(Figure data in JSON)
........
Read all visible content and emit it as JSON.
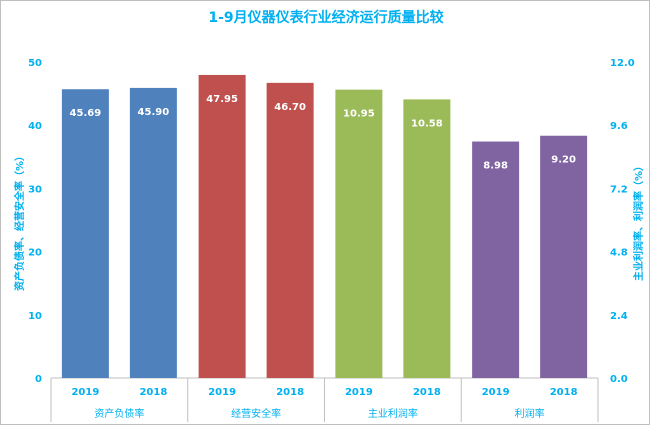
{
  "chart_data": {
    "type": "bar",
    "title": "1-9月仪器仪表行业经济运行质量比较",
    "ylabel_left": "资产负债率、经营安全率（%）",
    "ylabel_right": "主业利润率、利润率（%）",
    "left_axis": {
      "min": 0,
      "max": 50,
      "ticks": [
        0,
        10,
        20,
        30,
        40,
        50
      ]
    },
    "right_axis": {
      "min": 0,
      "max": 12,
      "ticks": [
        "0.0",
        "2.4",
        "4.8",
        "7.2",
        "9.6",
        "12.0"
      ]
    },
    "groups": [
      {
        "name": "资产负债率",
        "axis": "left",
        "color": "#4f81bd",
        "bars": [
          {
            "year": "2019",
            "value": 45.69,
            "label": "45.69"
          },
          {
            "year": "2018",
            "value": 45.9,
            "label": "45.90"
          }
        ]
      },
      {
        "name": "经营安全率",
        "axis": "left",
        "color": "#c0504d",
        "bars": [
          {
            "year": "2019",
            "value": 47.95,
            "label": "47.95"
          },
          {
            "year": "2018",
            "value": 46.7,
            "label": "46.70"
          }
        ]
      },
      {
        "name": "主业利润率",
        "axis": "right",
        "color": "#9bbb59",
        "bars": [
          {
            "year": "2019",
            "value": 10.95,
            "label": "10.95"
          },
          {
            "year": "2018",
            "value": 10.58,
            "label": "10.58"
          }
        ]
      },
      {
        "name": "利润率",
        "axis": "right",
        "color": "#8064a2",
        "bars": [
          {
            "year": "2019",
            "value": 8.98,
            "label": "8.98"
          },
          {
            "year": "2018",
            "value": 9.2,
            "label": "9.20"
          }
        ]
      }
    ],
    "accent_color": "#00b0f0",
    "grid": false,
    "legend": "none"
  }
}
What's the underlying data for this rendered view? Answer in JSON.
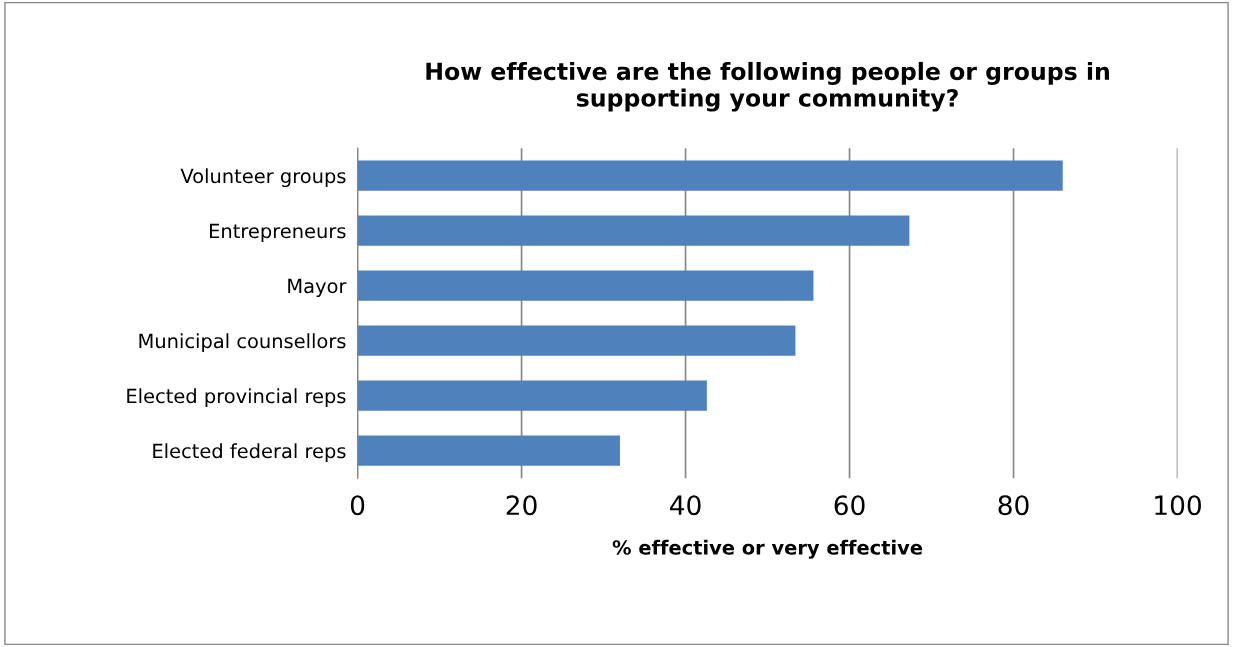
{
  "chart_data": {
    "type": "bar",
    "orientation": "horizontal",
    "title": "How effective are the following people or groups in\nsupporting your community?",
    "xlabel": "% effective or very effective",
    "categories": [
      "Volunteer groups",
      "Entrepreneurs",
      "Mayor",
      "Municipal counsellors",
      "Elected provincial reps",
      "Elected federal reps"
    ],
    "values": [
      86,
      67.3,
      55.6,
      53.4,
      42.6,
      32.0
    ],
    "color": "#4f81bd",
    "xlim": [
      0,
      100
    ],
    "xticks": [
      0,
      20,
      40,
      60,
      80,
      100
    ],
    "grid": "x",
    "legend": false
  }
}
........
Directive
Set down nothing but the lines from the one containing "What's the underlying" to the final line above, both included, with every picture left out.

Solved problem
What's the underlying data for this rendered view? Answer in JSON.
{
  "chart_data": {
    "type": "bar",
    "orientation": "horizontal",
    "title": "How effective are the following people or groups in\nsupporting your community?",
    "xlabel": "% effective or very effective",
    "categories": [
      "Volunteer groups",
      "Entrepreneurs",
      "Mayor",
      "Municipal counsellors",
      "Elected provincial reps",
      "Elected federal reps"
    ],
    "values": [
      86,
      67.3,
      55.6,
      53.4,
      42.6,
      32.0
    ],
    "color": "#4f81bd",
    "xlim": [
      0,
      100
    ],
    "xticks": [
      0,
      20,
      40,
      60,
      80,
      100
    ],
    "grid": "x",
    "legend": false
  }
}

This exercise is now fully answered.